--- STATED GOAL ---
Copy the data exactly; pictures stay out of the copy.

--- ITEMS ---

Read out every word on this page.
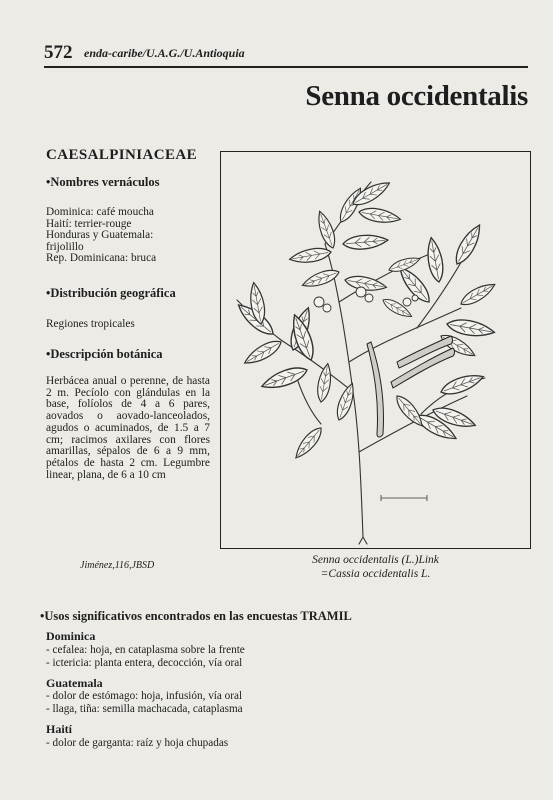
572 enda-caribe/U.A.G./U.Antioquia
Senna occidentalis
CAESALPINIACEAE
•Nombres vernáculos
Dominica: café moucha
Haití: terrier-rouge
Honduras y Guatemala:
frijolillo
Rep. Dominicana: bruca
•Distribución geográfica
Regiones tropicales
•Descripción botánica
Herbácea anual o perenne, de hasta 2 m. Pecíolo con glándulas en la base, folíolos de 4 a 6 pares, aovados o aovado-lanceolados, agudos o acuminados, de 1.5 a 7 cm; racimos axilares con flores amarillas, sépalos de 6 a 9 mm, pétalos de hasta 2 cm. Legumbre linear, plana, de 6 a 10 cm
Jiménez,116,JBSD	Senna occidentalis (L.)Link
=Cassia occidentalis L.
•Usos significativos encontrados en las encuestas TRAMIL
Dominica
- cefalea: hoja, en cataplasma sobre la frente
- ictericia: planta entera, decocción, vía oral
Guatemala
- dolor de estómago: hoja, infusión, vía oral
- llaga, tiña: semilla machacada, cataplasma
Haití
- dolor de garganta: raíz y hoja chupadas
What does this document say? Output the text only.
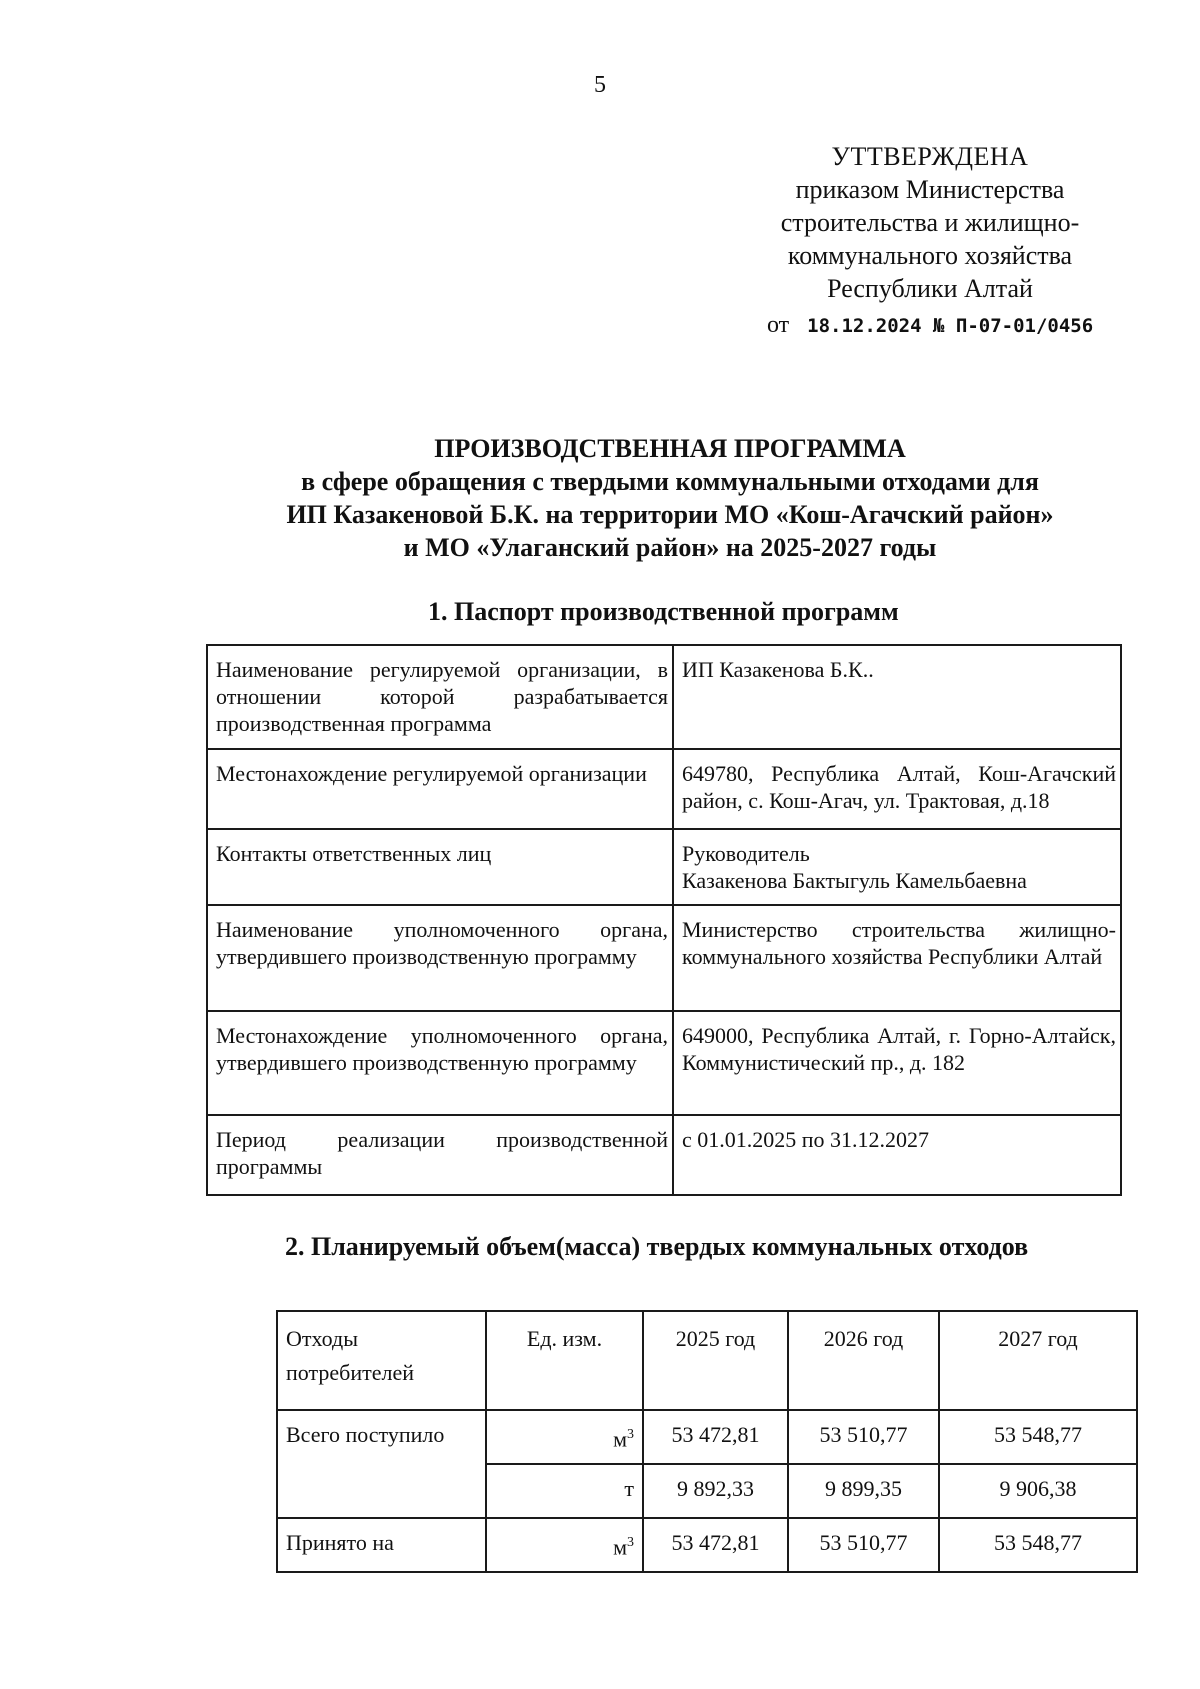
5
УТТВЕРЖДЕНА
приказом Министерства
строительства и жилищно-
коммунального хозяйства
Республики Алтай
от 18.12.2024 № П-07-01/0456
ПРОИЗВОДСТВЕННАЯ ПРОГРАММА
в сфере обращения с твердыми коммунальными отходами для
ИП Казакеновой Б.К. на территории МО «Кош-Агачский район»
и МО «Улаганский район» на 2025-2027 годы
1. Паспорт производственной программ
Наименование регулируемой организации, в отношении которой разрабатывается производственная программа	ИП Казакенова Б.К..
Местонахождение регулируемой организации	649780, Республика Алтай, Кош-Агачский район, с. Кош-Агач, ул. Трактовая, д.18
Контакты ответственных лиц	Руководитель
Казакенова Бактыгуль Камельбаевна

Наименование уполномоченного органа, утвердившего производственную программу	Министерство строительства жилищно-коммунального хозяйства Республики Алтай
Местонахождение уполномоченного органа, утвердившего производственную программу	649000, Республика Алтай, г. Горно-Алтайск, Коммунистический пр., д. 182
Период реализации производственной программы	с 01.01.2025 по 31.12.2027
2. Планируемый объем(масса) твердых коммунальных отходов
Отходы потребителей	Ед. изм.	2025 год	2026 год	2027 год
Всего поступило	$м^3$	53 472,81	53 510,77	53 548,77
	т	9 892,33	9 899,35	9 906,38
Принято на	$м^3$	53 472,81	53 510,77	53 548,77
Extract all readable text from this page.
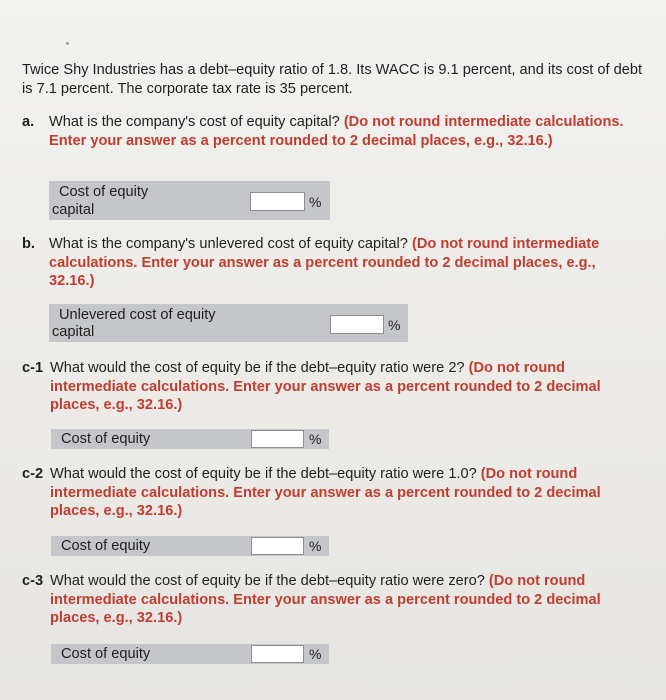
Twice Shy Industries has a debt–equity ratio of 1.8. Its WACC is 9.1 percent, and its cost of debt is 7.1 percent. The corporate tax rate is 35 percent.
a. What is the company's cost of equity capital? (Do not round intermediate calculations. Enter your answer as a percent rounded to 2 decimal places, e.g., 32.16.)
Cost of equity
capital	%
b. What is the company's unlevered cost of equity capital? (Do not round intermediate calculations. Enter your answer as a percent rounded to 2 decimal places, e.g., 32.16.)
Unlevered cost of equity
capital	%
c-1 What would the cost of equity be if the debt–equity ratio were 2? (Do not round intermediate calculations. Enter your answer as a percent rounded to 2 decimal places, e.g., 32.16.)
Cost of equity	%
c-2 What would the cost of equity be if the debt–equity ratio were 1.0? (Do not round intermediate calculations. Enter your answer as a percent rounded to 2 decimal places, e.g., 32.16.)
Cost of equity	%
c-3 What would the cost of equity be if the debt–equity ratio were zero? (Do not round intermediate calculations. Enter your answer as a percent rounded to 2 decimal places, e.g., 32.16.)
Cost of equity	%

--- FULL RESPONSE ---
Read out every word on this page.
572 enda-caribe/U.A.G./U.Antioquia
Senna occidentalis
CAESALPINIACEAE
•Nombres vernáculos
Dominica: café moucha
Haití: terrier-rouge
Honduras y Guatemala:
frijolillo
Rep. Dominicana: bruca
•Distribución geográfica
Regiones tropicales
•Descripción botánica
Herbácea anual o perenne, de hasta 2 m. Pecíolo con glándulas en la base, folíolos de 4 a 6 pares, aovados o aovado-lanceolados, agudos o acuminados, de 1.5 a 7 cm; racimos axilares con flores amarillas, sépalos de 6 a 9 mm, pétalos de hasta 2 cm. Legumbre linear, plana, de 6 a 10 cm
Jiménez,116,JBSD	Senna occidentalis (L.)Link
=Cassia occidentalis L.
•Usos significativos encontrados en las encuestas TRAMIL
Dominica
- cefalea: hoja, en cataplasma sobre la frente
- ictericia: planta entera, decocción, vía oral
Guatemala
- dolor de estómago: hoja, infusión, vía oral
- llaga, tiña: semilla machacada, cataplasma
Haití
- dolor de garganta: raíz y hoja chupadas
What does this document say? Output the text only.
5
УТТВЕРЖДЕНА
приказом Министерства
строительства и жилищно-
коммунального хозяйства
Республики Алтай
от 18.12.2024 № П-07-01/0456
ПРОИЗВОДСТВЕННАЯ ПРОГРАММА
в сфере обращения с твердыми коммунальными отходами для
ИП Казакеновой Б.К. на территории МО «Кош-Агачский район»
и МО «Улаганский район» на 2025-2027 годы
1. Паспорт производственной программ
Наименование регулируемой организации, в отношении которой разрабатывается производственная программа	ИП Казакенова Б.К..
Местонахождение регулируемой организации	649780, Республика Алтай, Кош-Агачский район, с. Кош-Агач, ул. Трактовая, д.18
Контакты ответственных лиц	Руководитель
Казакенова Бактыгуль Камельбаевна

Наименование уполномоченного органа, утвердившего производственную программу	Министерство строительства жилищно-коммунального хозяйства Республики Алтай
Местонахождение уполномоченного органа, утвердившего производственную программу	649000, Республика Алтай, г. Горно-Алтайск, Коммунистический пр., д. 182
Период реализации производственной программы	с 01.01.2025 по 31.12.2027
2. Планируемый объем(масса) твердых коммунальных отходов
Отходы потребителей	Ед. изм.	2025 год	2026 год	2027 год
Всего поступило	$м^3$	53 472,81	53 510,77	53 548,77
	т	9 892,33	9 899,35	9 906,38
Принято на	$м^3$	53 472,81	53 510,77	53 548,77
Extract all readable text from this page.
Twice Shy Industries has a debt–equity ratio of 1.8. Its WACC is 9.1 percent, and its cost of debt is 7.1 percent. The corporate tax rate is 35 percent.
a. What is the company's cost of equity capital? (Do not round intermediate calculations. Enter your answer as a percent rounded to 2 decimal places, e.g., 32.16.)
Cost of equity
capital	%
b. What is the company's unlevered cost of equity capital? (Do not round intermediate calculations. Enter your answer as a percent rounded to 2 decimal places, e.g., 32.16.)
Unlevered cost of equity
capital	%
c-1 What would the cost of equity be if the debt–equity ratio were 2? (Do not round intermediate calculations. Enter your answer as a percent rounded to 2 decimal places, e.g., 32.16.)
Cost of equity	%
c-2 What would the cost of equity be if the debt–equity ratio were 1.0? (Do not round intermediate calculations. Enter your answer as a percent rounded to 2 decimal places, e.g., 32.16.)
Cost of equity	%
c-3 What would the cost of equity be if the debt–equity ratio were zero? (Do not round intermediate calculations. Enter your answer as a percent rounded to 2 decimal places, e.g., 32.16.)
Cost of equity	%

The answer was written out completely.